■ **DATA FOR THIS TASK**

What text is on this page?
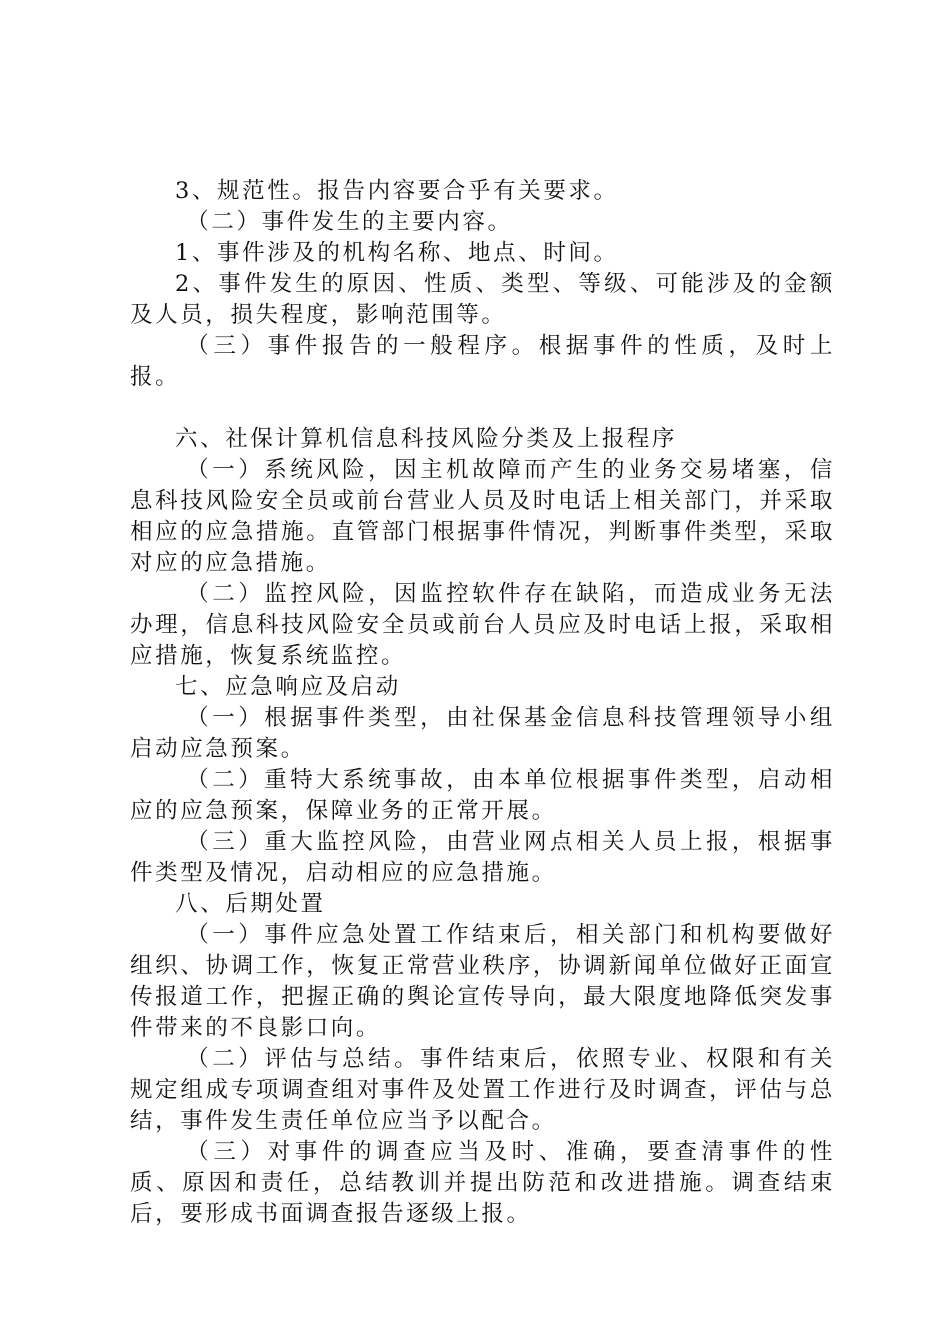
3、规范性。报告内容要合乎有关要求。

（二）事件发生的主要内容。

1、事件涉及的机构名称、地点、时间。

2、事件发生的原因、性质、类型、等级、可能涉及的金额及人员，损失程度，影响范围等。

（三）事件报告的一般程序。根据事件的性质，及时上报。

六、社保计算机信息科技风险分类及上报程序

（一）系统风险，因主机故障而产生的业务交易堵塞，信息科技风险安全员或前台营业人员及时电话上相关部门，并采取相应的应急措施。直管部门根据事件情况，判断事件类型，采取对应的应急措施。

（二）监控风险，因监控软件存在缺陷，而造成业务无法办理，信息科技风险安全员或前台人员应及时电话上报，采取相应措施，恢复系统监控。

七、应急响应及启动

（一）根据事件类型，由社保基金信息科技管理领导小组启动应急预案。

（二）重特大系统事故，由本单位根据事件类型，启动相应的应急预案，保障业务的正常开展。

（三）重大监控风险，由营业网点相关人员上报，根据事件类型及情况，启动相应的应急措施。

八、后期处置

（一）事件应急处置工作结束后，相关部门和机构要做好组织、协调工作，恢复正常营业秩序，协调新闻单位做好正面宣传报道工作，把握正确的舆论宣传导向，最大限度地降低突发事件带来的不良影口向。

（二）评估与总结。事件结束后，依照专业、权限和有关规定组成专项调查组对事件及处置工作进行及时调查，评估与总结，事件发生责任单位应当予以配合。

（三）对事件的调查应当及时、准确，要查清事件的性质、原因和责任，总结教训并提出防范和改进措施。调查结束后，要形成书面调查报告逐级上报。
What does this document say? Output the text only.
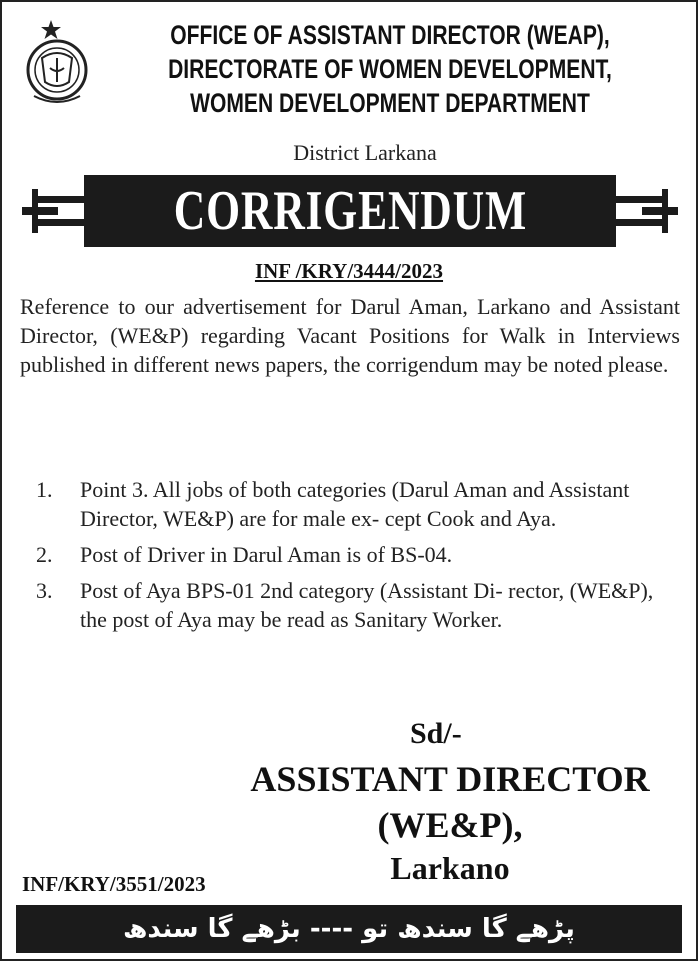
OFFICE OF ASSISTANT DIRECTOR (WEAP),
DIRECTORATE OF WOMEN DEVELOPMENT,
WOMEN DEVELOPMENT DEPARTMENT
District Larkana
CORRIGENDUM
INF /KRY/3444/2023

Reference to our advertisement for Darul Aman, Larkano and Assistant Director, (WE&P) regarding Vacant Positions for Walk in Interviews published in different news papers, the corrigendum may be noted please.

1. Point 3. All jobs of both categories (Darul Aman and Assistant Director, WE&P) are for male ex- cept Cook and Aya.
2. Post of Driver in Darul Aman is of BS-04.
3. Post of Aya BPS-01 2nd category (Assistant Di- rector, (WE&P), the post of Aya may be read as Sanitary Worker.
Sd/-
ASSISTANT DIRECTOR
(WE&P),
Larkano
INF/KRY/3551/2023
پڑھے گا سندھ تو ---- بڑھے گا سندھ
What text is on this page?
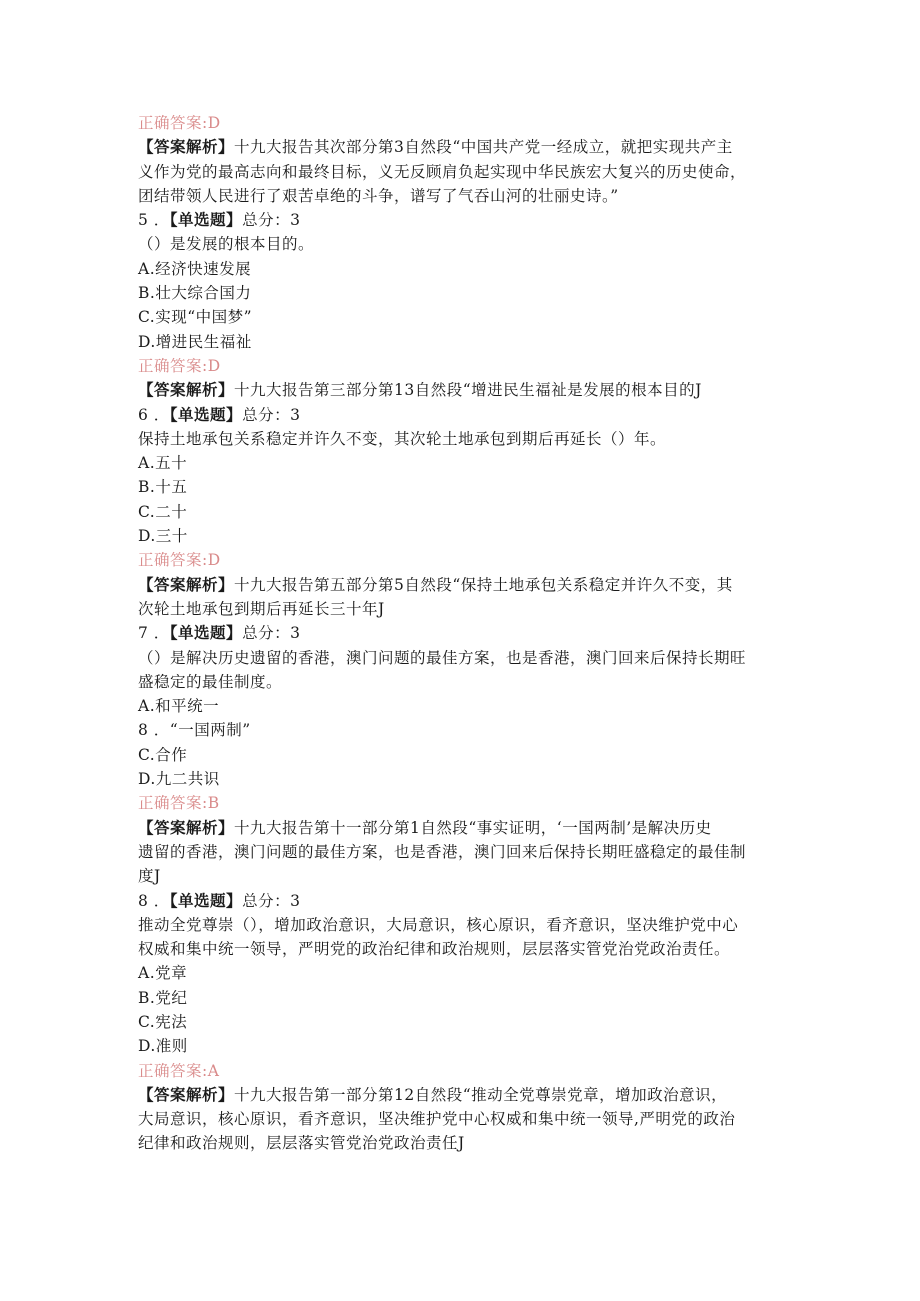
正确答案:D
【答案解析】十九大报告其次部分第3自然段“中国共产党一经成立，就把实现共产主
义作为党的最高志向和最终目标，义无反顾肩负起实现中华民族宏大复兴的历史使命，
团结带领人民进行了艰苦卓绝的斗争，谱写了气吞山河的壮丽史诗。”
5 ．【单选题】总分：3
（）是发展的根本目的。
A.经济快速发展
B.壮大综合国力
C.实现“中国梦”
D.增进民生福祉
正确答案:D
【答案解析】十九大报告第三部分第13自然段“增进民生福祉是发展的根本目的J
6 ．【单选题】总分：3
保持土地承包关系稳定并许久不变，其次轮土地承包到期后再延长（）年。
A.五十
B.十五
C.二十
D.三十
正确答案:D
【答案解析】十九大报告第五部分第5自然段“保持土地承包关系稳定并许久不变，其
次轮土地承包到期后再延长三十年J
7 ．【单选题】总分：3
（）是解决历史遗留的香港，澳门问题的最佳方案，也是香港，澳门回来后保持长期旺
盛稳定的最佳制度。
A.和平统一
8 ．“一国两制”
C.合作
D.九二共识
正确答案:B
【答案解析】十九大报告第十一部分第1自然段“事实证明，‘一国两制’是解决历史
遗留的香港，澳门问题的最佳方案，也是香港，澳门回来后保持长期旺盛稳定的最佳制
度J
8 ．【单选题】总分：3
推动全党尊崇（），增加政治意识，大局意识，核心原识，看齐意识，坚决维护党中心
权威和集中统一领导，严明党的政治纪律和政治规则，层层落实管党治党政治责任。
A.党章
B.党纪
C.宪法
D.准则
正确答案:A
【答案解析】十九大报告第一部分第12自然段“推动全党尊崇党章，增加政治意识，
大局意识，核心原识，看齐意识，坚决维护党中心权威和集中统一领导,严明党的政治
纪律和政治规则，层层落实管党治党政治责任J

■ **WRITTEN INSTRUCTION**
The data above should be repeated exactly, minus any pictures.

■ **RESULT BELOW**
What text is on this page?
3、规范性。报告内容要合乎有关要求。

（二）事件发生的主要内容。

1、事件涉及的机构名称、地点、时间。

2、事件发生的原因、性质、类型、等级、可能涉及的金额及人员，损失程度，影响范围等。

（三）事件报告的一般程序。根据事件的性质，及时上报。

六、社保计算机信息科技风险分类及上报程序

（一）系统风险，因主机故障而产生的业务交易堵塞，信息科技风险安全员或前台营业人员及时电话上相关部门，并采取相应的应急措施。直管部门根据事件情况，判断事件类型，采取对应的应急措施。

（二）监控风险，因监控软件存在缺陷，而造成业务无法办理，信息科技风险安全员或前台人员应及时电话上报，采取相应措施，恢复系统监控。

七、应急响应及启动

（一）根据事件类型，由社保基金信息科技管理领导小组启动应急预案。

（二）重特大系统事故，由本单位根据事件类型，启动相应的应急预案，保障业务的正常开展。

（三）重大监控风险，由营业网点相关人员上报，根据事件类型及情况，启动相应的应急措施。

八、后期处置

（一）事件应急处置工作结束后，相关部门和机构要做好组织、协调工作，恢复正常营业秩序，协调新闻单位做好正面宣传报道工作，把握正确的舆论宣传导向，最大限度地降低突发事件带来的不良影口向。

（二）评估与总结。事件结束后，依照专业、权限和有关规定组成专项调查组对事件及处置工作进行及时调查，评估与总结，事件发生责任单位应当予以配合。

（三）对事件的调查应当及时、准确，要查清事件的性质、原因和责任，总结教训并提出防范和改进措施。调查结束后，要形成书面调查报告逐级上报。
What does this document say? Output the text only.
OFFICE OF ASSISTANT DIRECTOR (WEAP),
DIRECTORATE OF WOMEN DEVELOPMENT,
WOMEN DEVELOPMENT DEPARTMENT
District Larkana
CORRIGENDUM
INF /KRY/3444/2023

Reference to our advertisement for Darul Aman, Larkano and Assistant Director, (WE&P) regarding Vacant Positions for Walk in Interviews published in different news papers, the corrigendum may be noted please.

1. Point 3. All jobs of both categories (Darul Aman and Assistant Director, WE&P) are for male ex- cept Cook and Aya.
2. Post of Driver in Darul Aman is of BS-04.
3. Post of Aya BPS-01 2nd category (Assistant Di- rector, (WE&P), the post of Aya may be read as Sanitary Worker.
Sd/-
ASSISTANT DIRECTOR
(WE&P),
Larkano
INF/KRY/3551/2023
پڑھے گا سندھ تو ---- بڑھے گا سندھ
What text is on this page?
正确答案:D
【答案解析】十九大报告其次部分第3自然段“中国共产党一经成立，就把实现共产主
义作为党的最高志向和最终目标，义无反顾肩负起实现中华民族宏大复兴的历史使命，
团结带领人民进行了艰苦卓绝的斗争，谱写了气吞山河的壮丽史诗。”
5 ．【单选题】总分：3
（）是发展的根本目的。
A.经济快速发展
B.壮大综合国力
C.实现“中国梦”
D.增进民生福祉
正确答案:D
【答案解析】十九大报告第三部分第13自然段“增进民生福祉是发展的根本目的J
6 ．【单选题】总分：3
保持土地承包关系稳定并许久不变，其次轮土地承包到期后再延长（）年。
A.五十
B.十五
C.二十
D.三十
正确答案:D
【答案解析】十九大报告第五部分第5自然段“保持土地承包关系稳定并许久不变，其
次轮土地承包到期后再延长三十年J
7 ．【单选题】总分：3
（）是解决历史遗留的香港，澳门问题的最佳方案，也是香港，澳门回来后保持长期旺
盛稳定的最佳制度。
A.和平统一
8 ．“一国两制”
C.合作
D.九二共识
正确答案:B
【答案解析】十九大报告第十一部分第1自然段“事实证明，‘一国两制’是解决历史
遗留的香港，澳门问题的最佳方案，也是香港，澳门回来后保持长期旺盛稳定的最佳制
度J
8 ．【单选题】总分：3
推动全党尊崇（），增加政治意识，大局意识，核心原识，看齐意识，坚决维护党中心
权威和集中统一领导，严明党的政治纪律和政治规则，层层落实管党治党政治责任。
A.党章
B.党纪
C.宪法
D.准则
正确答案:A
【答案解析】十九大报告第一部分第12自然段“推动全党尊崇党章，增加政治意识，
大局意识，核心原识，看齐意识，坚决维护党中心权威和集中统一领导,严明党的政治
纪律和政治规则，层层落实管党治党政治责任J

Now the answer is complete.